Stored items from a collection
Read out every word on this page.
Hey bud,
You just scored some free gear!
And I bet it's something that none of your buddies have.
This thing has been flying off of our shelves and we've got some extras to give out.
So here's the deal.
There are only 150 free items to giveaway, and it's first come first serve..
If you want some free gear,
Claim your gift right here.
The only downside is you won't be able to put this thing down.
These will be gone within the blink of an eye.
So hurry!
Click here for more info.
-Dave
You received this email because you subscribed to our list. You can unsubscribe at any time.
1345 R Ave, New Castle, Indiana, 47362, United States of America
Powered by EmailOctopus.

TASK TO CARRY OUT.
Write down the number of lines where the word "your" appears, and nothing further.

THE COMPLETED TASK.
2